## Exercise instructions
Repeat every record below exactly, omitting any pictures.

## Entries supplied

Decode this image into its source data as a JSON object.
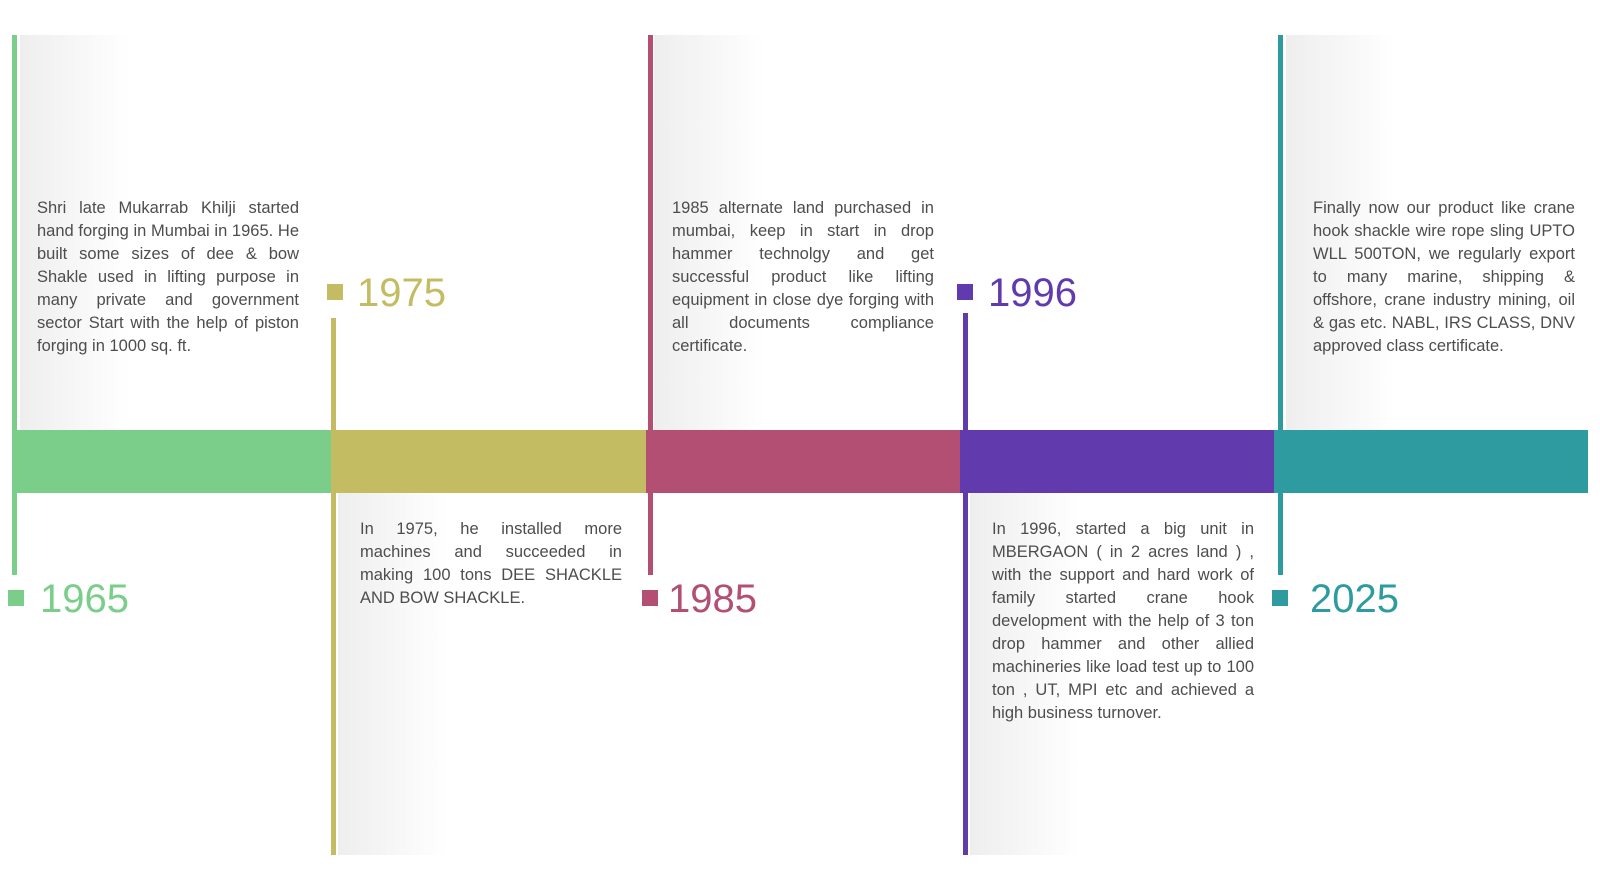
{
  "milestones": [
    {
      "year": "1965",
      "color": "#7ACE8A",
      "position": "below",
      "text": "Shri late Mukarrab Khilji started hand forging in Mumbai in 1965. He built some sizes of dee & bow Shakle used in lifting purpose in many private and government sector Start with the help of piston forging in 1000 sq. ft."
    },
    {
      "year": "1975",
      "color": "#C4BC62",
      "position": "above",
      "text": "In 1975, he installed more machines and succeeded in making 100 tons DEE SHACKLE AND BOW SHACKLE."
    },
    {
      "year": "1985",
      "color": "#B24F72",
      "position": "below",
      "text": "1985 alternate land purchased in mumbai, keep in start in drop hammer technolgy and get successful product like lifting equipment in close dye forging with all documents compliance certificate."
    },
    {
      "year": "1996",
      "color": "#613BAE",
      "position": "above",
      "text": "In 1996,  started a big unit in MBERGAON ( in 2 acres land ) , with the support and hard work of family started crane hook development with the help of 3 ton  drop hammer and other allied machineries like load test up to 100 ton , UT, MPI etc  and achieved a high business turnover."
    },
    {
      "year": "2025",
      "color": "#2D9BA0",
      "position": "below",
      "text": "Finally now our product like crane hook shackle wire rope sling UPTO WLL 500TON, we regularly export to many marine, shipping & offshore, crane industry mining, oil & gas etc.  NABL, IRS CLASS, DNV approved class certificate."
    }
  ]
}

## Written reply
Decode this image into its source data as a JSON object.
{
  "milestones": [
    {
      "year": "1965",
      "color": "#7ACE8A",
      "position": "below",
      "text": "Shri late Mukarrab Khilji started hand forging in Mumbai in 1965. He built some sizes of dee & bow Shakle used in lifting purpose in many private and government sector Start with the help of piston forging in 1000 sq. ft."
    },
    {
      "year": "1975",
      "color": "#C4BC62",
      "position": "above",
      "text": "In 1975, he installed more machines and succeeded in making 100 tons DEE SHACKLE AND BOW SHACKLE."
    },
    {
      "year": "1985",
      "color": "#B24F72",
      "position": "below",
      "text": "1985 alternate land purchased in mumbai, keep in start in drop hammer technolgy and get successful product like lifting equipment in close dye forging with all documents compliance certificate."
    },
    {
      "year": "1996",
      "color": "#613BAE",
      "position": "above",
      "text": "In 1996,  started a big unit in MBERGAON ( in 2 acres land ) , with the support and hard work of family started crane hook development with the help of 3 ton  drop hammer and other allied machineries like load test up to 100 ton , UT, MPI etc  and achieved a high business turnover."
    },
    {
      "year": "2025",
      "color": "#2D9BA0",
      "position": "below",
      "text": "Finally now our product like crane hook shackle wire rope sling UPTO WLL 500TON, we regularly export to many marine, shipping & offshore, crane industry mining, oil & gas etc.  NABL, IRS CLASS, DNV approved class certificate."
    }
  ]
}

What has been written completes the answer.